Stated exercise
Among the entries below, which lines run from the line with "Serialize everything readable" through the line with "Enumerate this chart's"? Retype those, both ends included, exactly and without pictures.

Collected data entries:
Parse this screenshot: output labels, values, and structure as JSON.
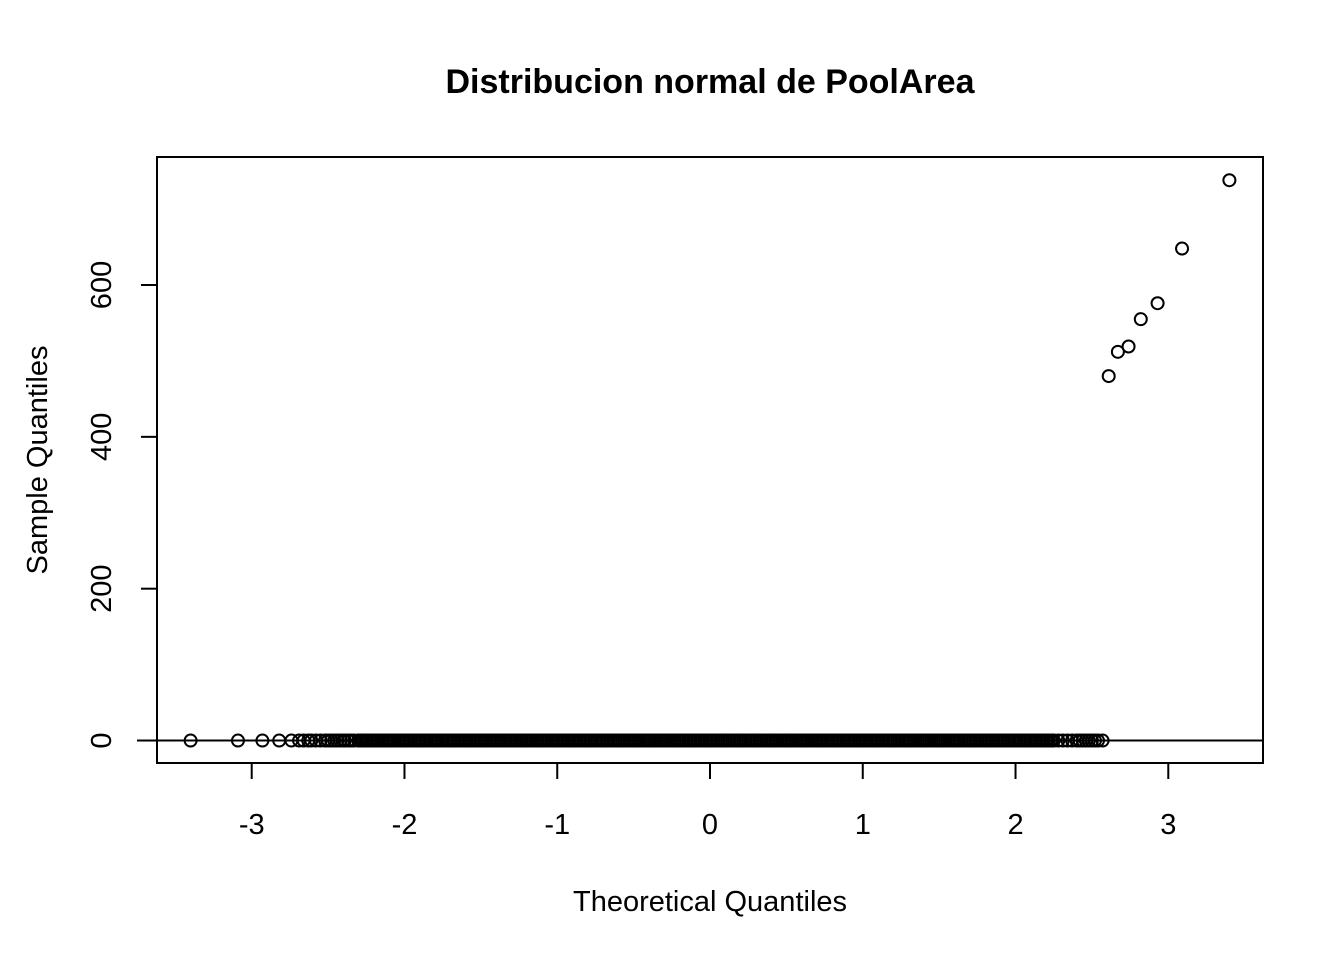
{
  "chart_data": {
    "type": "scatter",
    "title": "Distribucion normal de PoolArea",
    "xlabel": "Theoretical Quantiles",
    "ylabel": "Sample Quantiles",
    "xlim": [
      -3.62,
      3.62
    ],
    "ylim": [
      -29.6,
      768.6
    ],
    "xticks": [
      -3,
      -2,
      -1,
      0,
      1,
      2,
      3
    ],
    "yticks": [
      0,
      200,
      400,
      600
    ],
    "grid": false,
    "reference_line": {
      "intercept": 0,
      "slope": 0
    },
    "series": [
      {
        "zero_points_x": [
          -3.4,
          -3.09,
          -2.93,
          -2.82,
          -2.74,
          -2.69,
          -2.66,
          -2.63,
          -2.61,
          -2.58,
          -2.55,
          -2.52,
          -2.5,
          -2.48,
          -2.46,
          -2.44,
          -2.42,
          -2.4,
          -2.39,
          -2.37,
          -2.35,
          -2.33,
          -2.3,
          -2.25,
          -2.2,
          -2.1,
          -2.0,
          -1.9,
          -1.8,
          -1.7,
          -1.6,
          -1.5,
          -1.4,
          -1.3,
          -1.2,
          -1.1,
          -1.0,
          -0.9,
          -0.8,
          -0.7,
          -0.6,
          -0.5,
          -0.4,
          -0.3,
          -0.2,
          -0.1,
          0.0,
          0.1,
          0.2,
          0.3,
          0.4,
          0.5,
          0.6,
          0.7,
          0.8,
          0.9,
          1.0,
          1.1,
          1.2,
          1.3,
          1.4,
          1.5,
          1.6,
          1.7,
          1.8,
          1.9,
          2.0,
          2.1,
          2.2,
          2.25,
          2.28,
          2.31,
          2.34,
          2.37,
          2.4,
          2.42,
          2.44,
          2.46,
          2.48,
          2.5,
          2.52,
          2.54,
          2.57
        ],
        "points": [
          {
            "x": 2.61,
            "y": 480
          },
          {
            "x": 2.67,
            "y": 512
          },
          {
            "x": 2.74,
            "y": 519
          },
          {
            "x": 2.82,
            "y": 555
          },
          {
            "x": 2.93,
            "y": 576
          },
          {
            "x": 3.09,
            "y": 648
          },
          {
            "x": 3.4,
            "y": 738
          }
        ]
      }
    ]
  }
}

---

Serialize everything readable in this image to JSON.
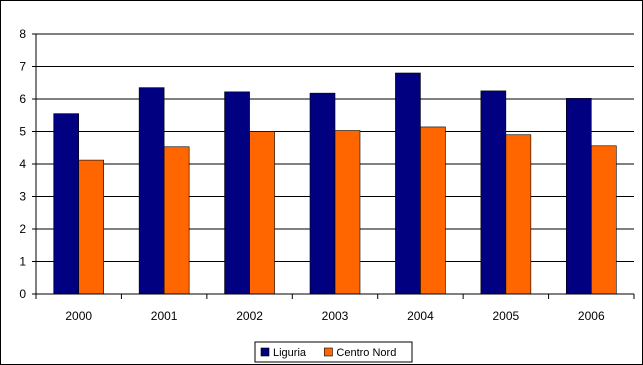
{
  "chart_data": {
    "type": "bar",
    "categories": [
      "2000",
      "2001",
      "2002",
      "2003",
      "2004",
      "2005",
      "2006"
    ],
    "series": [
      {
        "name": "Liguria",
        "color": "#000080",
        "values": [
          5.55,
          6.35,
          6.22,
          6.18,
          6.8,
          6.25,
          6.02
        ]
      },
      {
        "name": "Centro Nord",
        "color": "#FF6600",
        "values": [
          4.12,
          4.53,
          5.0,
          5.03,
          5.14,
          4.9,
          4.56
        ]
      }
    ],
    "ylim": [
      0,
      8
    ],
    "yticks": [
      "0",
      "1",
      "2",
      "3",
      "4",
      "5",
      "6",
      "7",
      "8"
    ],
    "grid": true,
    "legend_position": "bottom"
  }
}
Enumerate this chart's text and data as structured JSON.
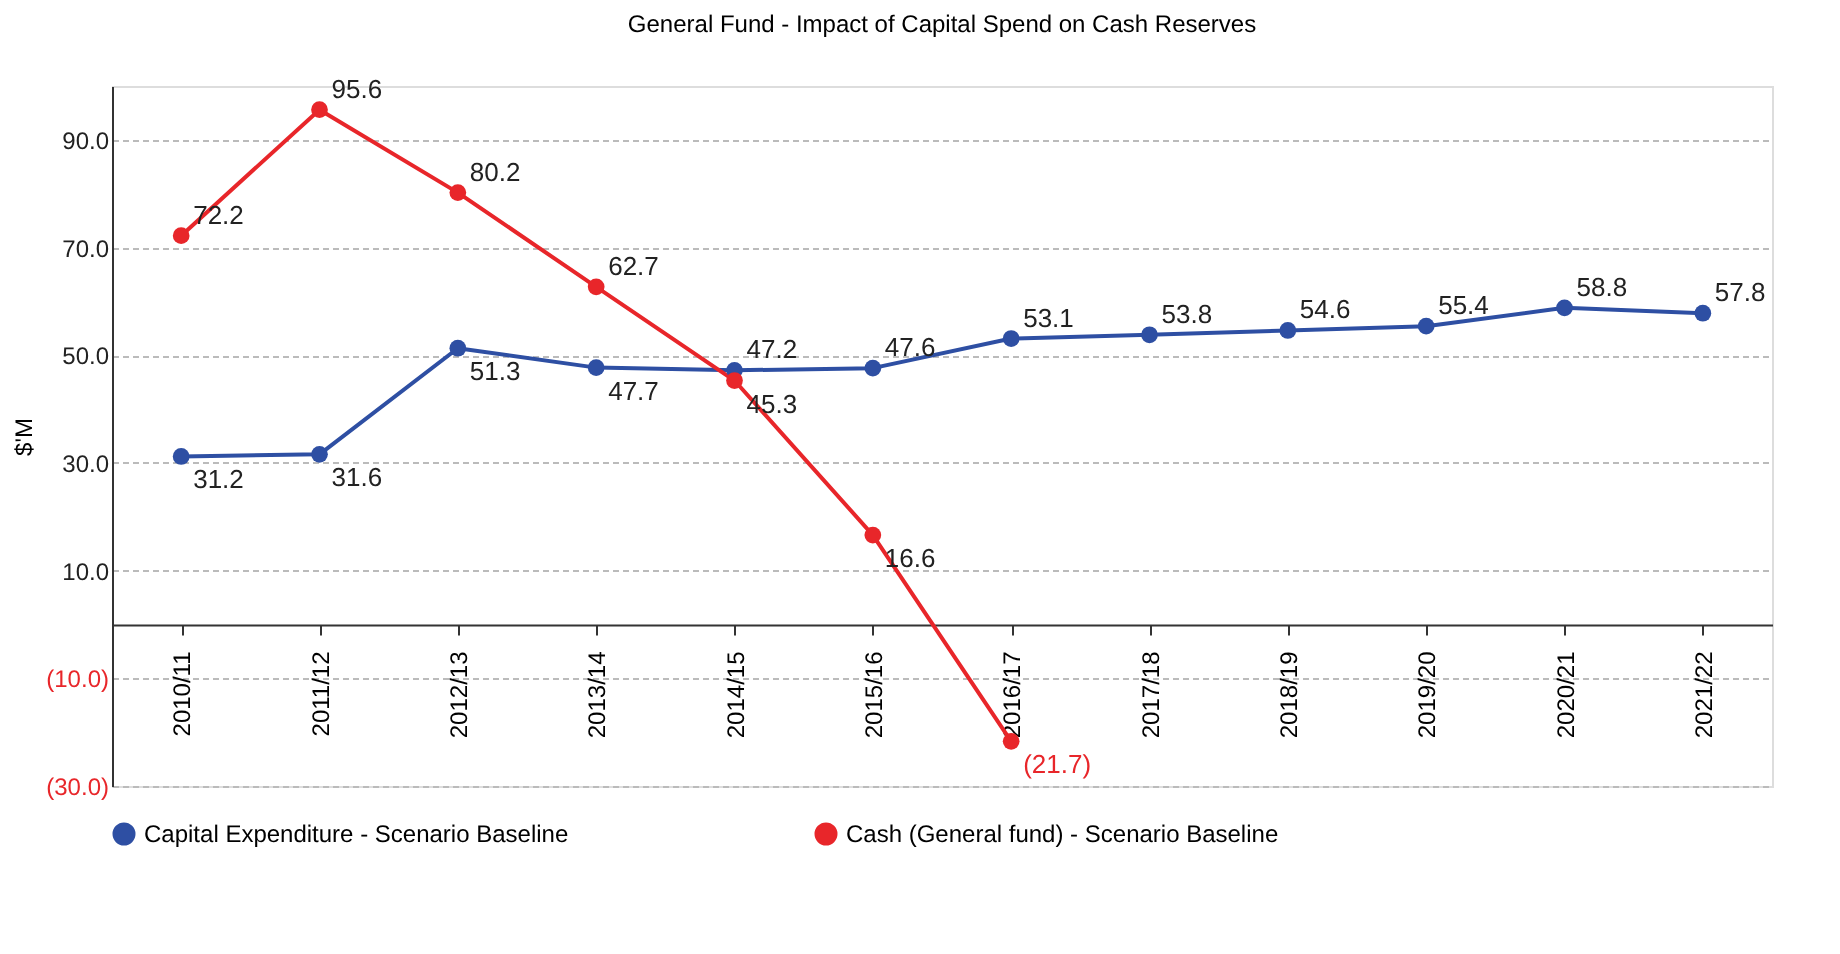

Result of the task
Serialize everything readable in this image to JSON.
{
  "chart_data": {
    "type": "bar",
    "categories": [
      "2000",
      "2001",
      "2002",
      "2003",
      "2004",
      "2005",
      "2006"
    ],
    "series": [
      {
        "name": "Liguria",
        "color": "#000080",
        "values": [
          5.55,
          6.35,
          6.22,
          6.18,
          6.8,
          6.25,
          6.02
        ]
      },
      {
        "name": "Centro Nord",
        "color": "#FF6600",
        "values": [
          4.12,
          4.53,
          5.0,
          5.03,
          5.14,
          4.9,
          4.56
        ]
      }
    ],
    "ylim": [
      0,
      8
    ],
    "yticks": [
      "0",
      "1",
      "2",
      "3",
      "4",
      "5",
      "6",
      "7",
      "8"
    ],
    "grid": true,
    "legend_position": "bottom"
  }
}
Enumerate this chart's text and data as structured JSON.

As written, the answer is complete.